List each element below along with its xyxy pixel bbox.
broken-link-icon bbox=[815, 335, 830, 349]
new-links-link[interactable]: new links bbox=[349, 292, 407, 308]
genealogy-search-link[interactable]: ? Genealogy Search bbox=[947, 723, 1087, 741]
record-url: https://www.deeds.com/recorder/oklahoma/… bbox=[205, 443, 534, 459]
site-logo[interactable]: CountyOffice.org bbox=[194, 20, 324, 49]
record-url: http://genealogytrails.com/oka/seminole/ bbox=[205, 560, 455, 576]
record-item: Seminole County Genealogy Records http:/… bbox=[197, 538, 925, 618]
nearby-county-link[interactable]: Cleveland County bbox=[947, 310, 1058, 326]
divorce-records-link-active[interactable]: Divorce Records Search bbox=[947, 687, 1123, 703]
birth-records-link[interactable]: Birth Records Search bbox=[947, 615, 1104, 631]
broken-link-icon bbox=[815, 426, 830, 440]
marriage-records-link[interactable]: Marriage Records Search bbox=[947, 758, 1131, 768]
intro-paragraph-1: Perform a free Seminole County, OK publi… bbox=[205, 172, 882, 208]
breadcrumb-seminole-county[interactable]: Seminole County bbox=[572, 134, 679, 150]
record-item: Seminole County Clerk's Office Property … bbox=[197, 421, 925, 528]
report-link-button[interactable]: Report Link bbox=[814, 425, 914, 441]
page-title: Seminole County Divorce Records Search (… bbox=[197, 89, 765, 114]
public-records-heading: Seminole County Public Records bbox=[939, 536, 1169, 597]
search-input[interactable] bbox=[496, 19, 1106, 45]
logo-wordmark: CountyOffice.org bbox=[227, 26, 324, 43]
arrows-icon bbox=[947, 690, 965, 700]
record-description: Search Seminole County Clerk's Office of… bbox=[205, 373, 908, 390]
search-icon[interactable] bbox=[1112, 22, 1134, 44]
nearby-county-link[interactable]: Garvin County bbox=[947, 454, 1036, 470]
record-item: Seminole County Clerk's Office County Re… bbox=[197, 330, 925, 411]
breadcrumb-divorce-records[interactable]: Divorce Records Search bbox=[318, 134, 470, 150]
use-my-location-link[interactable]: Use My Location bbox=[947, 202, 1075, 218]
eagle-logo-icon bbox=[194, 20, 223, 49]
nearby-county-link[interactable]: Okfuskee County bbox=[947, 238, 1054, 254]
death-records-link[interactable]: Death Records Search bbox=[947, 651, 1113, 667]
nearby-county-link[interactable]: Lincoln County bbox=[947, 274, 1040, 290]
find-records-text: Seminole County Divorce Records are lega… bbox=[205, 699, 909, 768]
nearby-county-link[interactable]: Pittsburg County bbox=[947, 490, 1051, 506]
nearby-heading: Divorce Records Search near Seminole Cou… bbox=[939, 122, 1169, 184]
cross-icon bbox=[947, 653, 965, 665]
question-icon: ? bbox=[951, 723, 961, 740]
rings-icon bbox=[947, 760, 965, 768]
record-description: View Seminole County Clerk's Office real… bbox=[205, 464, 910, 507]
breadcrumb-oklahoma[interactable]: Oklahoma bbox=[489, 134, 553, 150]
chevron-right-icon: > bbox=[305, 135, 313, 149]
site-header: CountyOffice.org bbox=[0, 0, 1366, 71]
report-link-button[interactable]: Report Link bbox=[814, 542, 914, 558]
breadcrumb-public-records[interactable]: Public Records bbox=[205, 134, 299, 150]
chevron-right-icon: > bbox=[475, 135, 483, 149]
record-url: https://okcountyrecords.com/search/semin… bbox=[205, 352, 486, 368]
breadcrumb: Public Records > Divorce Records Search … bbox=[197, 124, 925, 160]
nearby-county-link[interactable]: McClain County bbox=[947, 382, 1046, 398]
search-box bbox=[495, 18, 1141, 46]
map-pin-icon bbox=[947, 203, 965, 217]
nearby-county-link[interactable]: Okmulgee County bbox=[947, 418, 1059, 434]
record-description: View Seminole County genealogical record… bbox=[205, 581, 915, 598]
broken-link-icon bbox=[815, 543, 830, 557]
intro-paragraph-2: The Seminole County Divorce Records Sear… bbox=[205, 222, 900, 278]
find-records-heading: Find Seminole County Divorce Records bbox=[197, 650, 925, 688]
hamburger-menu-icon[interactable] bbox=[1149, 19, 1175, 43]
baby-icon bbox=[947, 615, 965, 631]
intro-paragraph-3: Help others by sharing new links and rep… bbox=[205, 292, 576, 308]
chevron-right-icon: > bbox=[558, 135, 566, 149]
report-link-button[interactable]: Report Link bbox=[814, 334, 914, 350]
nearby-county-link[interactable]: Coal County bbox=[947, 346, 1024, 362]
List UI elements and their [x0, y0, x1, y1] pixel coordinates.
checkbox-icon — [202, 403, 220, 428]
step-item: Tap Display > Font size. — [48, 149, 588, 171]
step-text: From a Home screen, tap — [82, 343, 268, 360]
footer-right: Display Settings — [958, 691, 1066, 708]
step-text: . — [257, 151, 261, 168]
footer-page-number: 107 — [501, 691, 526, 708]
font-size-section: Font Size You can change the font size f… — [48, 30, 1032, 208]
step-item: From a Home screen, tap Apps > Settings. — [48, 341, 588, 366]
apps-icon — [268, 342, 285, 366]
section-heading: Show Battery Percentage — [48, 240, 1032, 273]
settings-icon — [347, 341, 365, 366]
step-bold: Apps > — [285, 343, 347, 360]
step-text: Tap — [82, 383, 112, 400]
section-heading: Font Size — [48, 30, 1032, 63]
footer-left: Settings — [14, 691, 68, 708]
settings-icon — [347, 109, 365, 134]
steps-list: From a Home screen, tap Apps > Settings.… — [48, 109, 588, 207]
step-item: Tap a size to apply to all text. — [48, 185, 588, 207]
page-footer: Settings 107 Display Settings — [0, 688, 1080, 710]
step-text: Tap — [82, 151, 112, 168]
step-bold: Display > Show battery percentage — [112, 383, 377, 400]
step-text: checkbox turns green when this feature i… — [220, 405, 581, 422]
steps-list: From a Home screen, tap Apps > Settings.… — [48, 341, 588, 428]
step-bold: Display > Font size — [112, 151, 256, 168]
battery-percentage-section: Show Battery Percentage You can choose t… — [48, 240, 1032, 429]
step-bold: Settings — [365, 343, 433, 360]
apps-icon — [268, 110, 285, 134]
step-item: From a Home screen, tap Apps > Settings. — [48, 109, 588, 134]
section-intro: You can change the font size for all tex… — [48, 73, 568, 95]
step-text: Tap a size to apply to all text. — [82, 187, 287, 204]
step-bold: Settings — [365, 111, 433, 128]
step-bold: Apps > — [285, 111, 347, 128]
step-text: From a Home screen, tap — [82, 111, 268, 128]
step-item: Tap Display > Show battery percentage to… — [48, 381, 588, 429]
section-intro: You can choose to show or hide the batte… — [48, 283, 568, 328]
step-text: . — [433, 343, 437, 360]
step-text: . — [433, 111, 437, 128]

---

Rewrite the data above, replacing "nearby-county-link" with "adjacent-county-link" wherever it occurs and leaving everything else unchanged.

## Completed task
List each element below along with its xyxy pixel bbox.
broken-link-icon bbox=[815, 335, 830, 349]
new-links-link[interactable]: new links bbox=[349, 292, 407, 308]
genealogy-search-link[interactable]: ? Genealogy Search bbox=[947, 723, 1087, 741]
record-url: https://www.deeds.com/recorder/oklahoma/… bbox=[205, 443, 534, 459]
site-logo[interactable]: CountyOffice.org bbox=[194, 20, 324, 49]
record-url: http://genealogytrails.com/oka/seminole/ bbox=[205, 560, 455, 576]
record-item: Seminole County Genealogy Records http:/… bbox=[197, 538, 925, 618]
adjacent-county-link[interactable]: Cleveland County bbox=[947, 310, 1058, 326]
divorce-records-link-active[interactable]: Divorce Records Search bbox=[947, 687, 1123, 703]
birth-records-link[interactable]: Birth Records Search bbox=[947, 615, 1104, 631]
broken-link-icon bbox=[815, 426, 830, 440]
marriage-records-link[interactable]: Marriage Records Search bbox=[947, 758, 1131, 768]
intro-paragraph-1: Perform a free Seminole County, OK publi… bbox=[205, 172, 882, 208]
breadcrumb-seminole-county[interactable]: Seminole County bbox=[572, 134, 679, 150]
record-item: Seminole County Clerk's Office Property … bbox=[197, 421, 925, 528]
report-link-button[interactable]: Report Link bbox=[814, 425, 914, 441]
page-title: Seminole County Divorce Records Search (… bbox=[197, 89, 765, 114]
public-records-heading: Seminole County Public Records bbox=[939, 536, 1169, 597]
search-input[interactable] bbox=[496, 19, 1106, 45]
logo-wordmark: CountyOffice.org bbox=[227, 26, 324, 43]
arrows-icon bbox=[947, 690, 965, 700]
record-description: Search Seminole County Clerk's Office of… bbox=[205, 373, 908, 390]
search-icon[interactable] bbox=[1112, 22, 1134, 44]
adjacent-county-link[interactable]: Garvin County bbox=[947, 454, 1036, 470]
record-item: Seminole County Clerk's Office County Re… bbox=[197, 330, 925, 411]
breadcrumb-divorce-records[interactable]: Divorce Records Search bbox=[318, 134, 470, 150]
use-my-location-link[interactable]: Use My Location bbox=[947, 202, 1075, 218]
eagle-logo-icon bbox=[194, 20, 223, 49]
adjacent-county-link[interactable]: Okfuskee County bbox=[947, 238, 1054, 254]
death-records-link[interactable]: Death Records Search bbox=[947, 651, 1113, 667]
adjacent-county-link[interactable]: Lincoln County bbox=[947, 274, 1040, 290]
find-records-text: Seminole County Divorce Records are lega… bbox=[205, 699, 909, 768]
adjacent-county-link[interactable]: Pittsburg County bbox=[947, 490, 1051, 506]
nearby-heading: Divorce Records Search near Seminole Cou… bbox=[939, 122, 1169, 184]
cross-icon bbox=[947, 653, 965, 665]
question-icon: ? bbox=[951, 723, 961, 740]
rings-icon bbox=[947, 760, 965, 768]
record-description: View Seminole County Clerk's Office real… bbox=[205, 464, 910, 507]
breadcrumb-oklahoma[interactable]: Oklahoma bbox=[489, 134, 553, 150]
chevron-right-icon: > bbox=[305, 135, 313, 149]
site-header: CountyOffice.org bbox=[0, 0, 1366, 71]
report-link-button[interactable]: Report Link bbox=[814, 542, 914, 558]
breadcrumb-public-records[interactable]: Public Records bbox=[205, 134, 299, 150]
chevron-right-icon: > bbox=[475, 135, 483, 149]
record-url: https://okcountyrecords.com/search/semin… bbox=[205, 352, 486, 368]
breadcrumb: Public Records > Divorce Records Search … bbox=[197, 124, 925, 160]
adjacent-county-link[interactable]: McClain County bbox=[947, 382, 1046, 398]
search-box bbox=[495, 18, 1141, 46]
map-pin-icon bbox=[947, 203, 965, 217]
adjacent-county-link[interactable]: Okmulgee County bbox=[947, 418, 1059, 434]
record-description: View Seminole County genealogical record… bbox=[205, 581, 915, 598]
broken-link-icon bbox=[815, 543, 830, 557]
intro-paragraph-2: The Seminole County Divorce Records Sear… bbox=[205, 222, 900, 278]
find-records-heading: Find Seminole County Divorce Records bbox=[197, 650, 925, 688]
hamburger-menu-icon[interactable] bbox=[1149, 19, 1175, 43]
baby-icon bbox=[947, 615, 965, 631]
intro-paragraph-3: Help others by sharing new links and rep… bbox=[205, 292, 576, 308]
chevron-right-icon: > bbox=[558, 135, 566, 149]
report-link-button[interactable]: Report Link bbox=[814, 334, 914, 350]
adjacent-county-link[interactable]: Coal County bbox=[947, 346, 1024, 362]
List UI elements and their [x0, y0, x1, y1] pixel coordinates.
checkbox-icon — [202, 403, 220, 428]
step-item: Tap Display > Font size. — [48, 149, 588, 171]
step-text: From a Home screen, tap — [82, 343, 268, 360]
footer-right: Display Settings — [958, 691, 1066, 708]
step-text: . — [257, 151, 261, 168]
footer-page-number: 107 — [501, 691, 526, 708]
font-size-section: Font Size You can change the font size f… — [48, 30, 1032, 208]
step-item: From a Home screen, tap Apps > Settings. — [48, 341, 588, 366]
apps-icon — [268, 342, 285, 366]
section-heading: Show Battery Percentage — [48, 240, 1032, 273]
settings-icon — [347, 341, 365, 366]
step-bold: Apps > — [285, 343, 347, 360]
step-text: Tap — [82, 383, 112, 400]
section-heading: Font Size — [48, 30, 1032, 63]
footer-left: Settings — [14, 691, 68, 708]
settings-icon — [347, 109, 365, 134]
steps-list: From a Home screen, tap Apps > Settings.… — [48, 109, 588, 207]
step-item: Tap a size to apply to all text. — [48, 185, 588, 207]
page-footer: Settings 107 Display Settings — [0, 688, 1080, 710]
step-text: Tap — [82, 151, 112, 168]
step-bold: Display > Show battery percentage — [112, 383, 377, 400]
step-text: checkbox turns green when this feature i… — [220, 405, 581, 422]
steps-list: From a Home screen, tap Apps > Settings.… — [48, 341, 588, 428]
step-bold: Display > Font size — [112, 151, 256, 168]
battery-percentage-section: Show Battery Percentage You can choose t… — [48, 240, 1032, 429]
step-bold: Settings — [365, 343, 433, 360]
apps-icon — [268, 110, 285, 134]
step-item: From a Home screen, tap Apps > Settings. — [48, 109, 588, 134]
section-intro: You can change the font size for all tex… — [48, 73, 568, 95]
step-text: Tap a size to apply to all text. — [82, 187, 287, 204]
step-bold: Settings — [365, 111, 433, 128]
step-bold: Apps > — [285, 111, 347, 128]
step-text: From a Home screen, tap — [82, 111, 268, 128]
step-item: Tap Display > Show battery percentage to… — [48, 381, 588, 429]
section-intro: You can choose to show or hide the batte… — [48, 283, 568, 328]
step-text: . — [433, 343, 437, 360]
step-text: . — [433, 111, 437, 128]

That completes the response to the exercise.